Continue to have talks with your husband. If he isn't ready, then you may want to hold off until the time is right. It is better to figure out the rights and wrongs before you have kids, because once you have them, there are no returns or refunds.


----------



## jimrich

A good dad is someone who is 100% honest with his wife and wide open to his children's ideas, interests, concerns, desires, questions, fears, feelings, and just about everything else. He's a guy who disciplines in a sane and reasonable way to achieve education and help for his kids - not FEAR AND INTIMIDATION! He is an honest, sincere, humble, humorous, LOVING, industrious person to mention just a few traits and mostly FAIR AND APPROACHABLE on any and all issues/interests. He has an OPEN MIND and a BIG HEART. He treats his family well ALL THE TIME and does not stoop to mind games to boost his own ego. He is lovable and loving, playful but not a tease, NEVER JEALOUS OR VINDICTIVE which is all about bad self esteem/worth. I guess I could go on for several pages describing a dad that is the total opposite of mine!


----------



## incognitoman

I always just wanted to be better than my dad, who was pretty awesome.

● **Provided data**:
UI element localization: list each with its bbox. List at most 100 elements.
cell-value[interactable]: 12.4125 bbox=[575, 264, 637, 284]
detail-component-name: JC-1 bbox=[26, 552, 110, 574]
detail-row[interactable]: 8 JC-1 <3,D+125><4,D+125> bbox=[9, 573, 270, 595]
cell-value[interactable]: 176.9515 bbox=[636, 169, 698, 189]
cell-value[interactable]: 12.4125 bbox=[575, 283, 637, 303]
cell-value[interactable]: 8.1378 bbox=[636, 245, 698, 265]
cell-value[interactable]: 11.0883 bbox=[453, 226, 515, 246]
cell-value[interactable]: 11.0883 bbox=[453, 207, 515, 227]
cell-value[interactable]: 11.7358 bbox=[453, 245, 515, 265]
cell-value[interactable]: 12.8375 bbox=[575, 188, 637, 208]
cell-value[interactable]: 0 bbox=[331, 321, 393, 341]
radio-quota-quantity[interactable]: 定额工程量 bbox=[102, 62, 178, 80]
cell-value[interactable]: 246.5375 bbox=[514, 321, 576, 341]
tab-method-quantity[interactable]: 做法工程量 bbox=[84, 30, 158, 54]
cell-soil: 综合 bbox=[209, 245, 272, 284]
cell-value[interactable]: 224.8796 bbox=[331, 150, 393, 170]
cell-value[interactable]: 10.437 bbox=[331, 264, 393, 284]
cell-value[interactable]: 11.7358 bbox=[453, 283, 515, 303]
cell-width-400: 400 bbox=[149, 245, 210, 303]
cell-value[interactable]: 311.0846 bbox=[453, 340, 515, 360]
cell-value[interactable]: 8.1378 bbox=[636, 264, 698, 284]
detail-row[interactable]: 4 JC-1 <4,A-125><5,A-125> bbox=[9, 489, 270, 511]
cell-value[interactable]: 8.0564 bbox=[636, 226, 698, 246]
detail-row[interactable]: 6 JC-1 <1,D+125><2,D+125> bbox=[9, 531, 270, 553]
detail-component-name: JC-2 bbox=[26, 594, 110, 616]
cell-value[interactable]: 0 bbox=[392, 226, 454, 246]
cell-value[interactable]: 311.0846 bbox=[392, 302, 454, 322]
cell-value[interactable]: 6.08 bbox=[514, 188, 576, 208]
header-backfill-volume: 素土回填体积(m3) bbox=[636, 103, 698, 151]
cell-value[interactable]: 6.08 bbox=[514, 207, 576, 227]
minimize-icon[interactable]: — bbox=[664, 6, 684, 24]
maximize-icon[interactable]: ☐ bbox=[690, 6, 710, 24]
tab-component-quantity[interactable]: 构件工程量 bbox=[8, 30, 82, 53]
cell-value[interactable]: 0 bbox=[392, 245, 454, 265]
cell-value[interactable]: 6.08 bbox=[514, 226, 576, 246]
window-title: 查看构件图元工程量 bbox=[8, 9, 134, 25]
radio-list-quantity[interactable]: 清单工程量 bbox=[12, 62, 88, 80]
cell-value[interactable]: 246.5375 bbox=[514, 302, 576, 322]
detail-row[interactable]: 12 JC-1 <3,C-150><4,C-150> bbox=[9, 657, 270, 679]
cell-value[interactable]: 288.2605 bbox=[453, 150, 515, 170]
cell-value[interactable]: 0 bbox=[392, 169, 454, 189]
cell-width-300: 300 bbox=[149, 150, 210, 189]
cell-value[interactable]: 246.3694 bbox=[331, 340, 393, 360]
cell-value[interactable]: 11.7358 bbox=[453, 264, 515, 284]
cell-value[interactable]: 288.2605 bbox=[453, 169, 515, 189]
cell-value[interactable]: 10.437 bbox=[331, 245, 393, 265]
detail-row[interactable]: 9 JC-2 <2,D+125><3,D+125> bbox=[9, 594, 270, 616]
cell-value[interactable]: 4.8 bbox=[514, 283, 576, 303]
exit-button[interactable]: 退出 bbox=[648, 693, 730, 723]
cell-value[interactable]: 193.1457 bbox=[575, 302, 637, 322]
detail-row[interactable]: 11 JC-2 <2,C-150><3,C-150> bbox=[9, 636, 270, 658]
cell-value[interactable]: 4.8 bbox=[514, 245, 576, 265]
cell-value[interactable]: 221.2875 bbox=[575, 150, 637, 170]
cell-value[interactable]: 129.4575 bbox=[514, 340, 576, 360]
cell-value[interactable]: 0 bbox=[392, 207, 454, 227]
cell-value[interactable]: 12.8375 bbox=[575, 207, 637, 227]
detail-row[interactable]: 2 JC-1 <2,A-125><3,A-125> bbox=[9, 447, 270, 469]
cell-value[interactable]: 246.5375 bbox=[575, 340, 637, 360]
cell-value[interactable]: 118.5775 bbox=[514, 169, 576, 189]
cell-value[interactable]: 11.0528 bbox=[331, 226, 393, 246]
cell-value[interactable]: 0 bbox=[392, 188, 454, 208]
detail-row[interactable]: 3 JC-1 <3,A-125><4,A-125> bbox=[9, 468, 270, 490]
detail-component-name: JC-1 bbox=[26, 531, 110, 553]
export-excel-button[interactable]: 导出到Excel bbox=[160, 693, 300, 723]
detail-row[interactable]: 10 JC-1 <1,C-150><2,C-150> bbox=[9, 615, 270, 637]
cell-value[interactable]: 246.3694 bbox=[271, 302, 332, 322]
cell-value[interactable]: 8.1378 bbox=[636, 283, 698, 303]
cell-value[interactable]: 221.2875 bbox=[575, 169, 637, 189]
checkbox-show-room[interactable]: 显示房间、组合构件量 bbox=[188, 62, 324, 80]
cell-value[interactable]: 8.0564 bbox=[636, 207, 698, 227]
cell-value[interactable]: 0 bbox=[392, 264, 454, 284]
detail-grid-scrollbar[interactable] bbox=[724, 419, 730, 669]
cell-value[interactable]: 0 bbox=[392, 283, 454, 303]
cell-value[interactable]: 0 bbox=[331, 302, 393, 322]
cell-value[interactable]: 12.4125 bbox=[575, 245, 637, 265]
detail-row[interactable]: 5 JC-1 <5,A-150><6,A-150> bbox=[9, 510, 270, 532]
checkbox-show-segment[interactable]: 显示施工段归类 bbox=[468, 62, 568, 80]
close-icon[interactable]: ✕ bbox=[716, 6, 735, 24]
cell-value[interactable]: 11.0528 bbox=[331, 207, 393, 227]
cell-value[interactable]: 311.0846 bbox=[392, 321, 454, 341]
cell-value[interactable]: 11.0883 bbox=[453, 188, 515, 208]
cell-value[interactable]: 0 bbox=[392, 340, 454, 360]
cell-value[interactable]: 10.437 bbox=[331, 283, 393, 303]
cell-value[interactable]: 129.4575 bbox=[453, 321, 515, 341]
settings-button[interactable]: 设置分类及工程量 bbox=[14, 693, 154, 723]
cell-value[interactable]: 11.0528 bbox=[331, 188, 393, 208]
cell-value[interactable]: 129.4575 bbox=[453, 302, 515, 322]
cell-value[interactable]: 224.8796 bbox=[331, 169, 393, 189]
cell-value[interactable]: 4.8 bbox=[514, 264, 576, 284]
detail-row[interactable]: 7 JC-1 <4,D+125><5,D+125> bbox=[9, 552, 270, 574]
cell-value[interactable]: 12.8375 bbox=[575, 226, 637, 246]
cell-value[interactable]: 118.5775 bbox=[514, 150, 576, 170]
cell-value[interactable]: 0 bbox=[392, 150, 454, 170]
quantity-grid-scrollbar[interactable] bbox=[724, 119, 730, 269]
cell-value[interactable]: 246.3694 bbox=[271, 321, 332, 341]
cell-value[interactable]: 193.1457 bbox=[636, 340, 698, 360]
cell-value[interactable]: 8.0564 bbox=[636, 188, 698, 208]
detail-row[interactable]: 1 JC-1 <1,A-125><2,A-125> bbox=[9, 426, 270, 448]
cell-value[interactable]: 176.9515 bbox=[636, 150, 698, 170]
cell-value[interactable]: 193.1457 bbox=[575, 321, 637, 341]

● **What to do**:
(1) Please translate this sentence from the forum thread into Spanish: "He has an OPEN MIND and a BIG HEART."
(2) Write out the forum thread starting with "A good dad is" and going on through "opposite of mine!", swapping "kids" for "children".

● **Task-by-task results**:
(1) Tiene una MENTE ABIERTA y un GRAN CORAZÓN.

(2)
A good dad is someone who is 100% honest with his wife and wide open to his children's ideas, interests, concerns, desires, questions, fears, feelings, and just about everything else. He's a guy who disciplines in a sane and reasonable way to achieve education and help for his children - not FEAR AND INTIMIDATION! He is an honest, sincere, humble, humorous, LOVING, industrious person to mention just a few traits and mostly FAIR AND APPROACHABLE on any and all issues/interests. He has an OPEN MIND and a BIG HEART. He treats his family well ALL THE TIME and does not stoop to mind games to boost his own ego. He is lovable and loving, playful but not a tease, NEVER JEALOUS OR VINDICTIVE which is all about bad self esteem/worth. I guess I could go on for several pages describing a dad that is the total opposite of mine!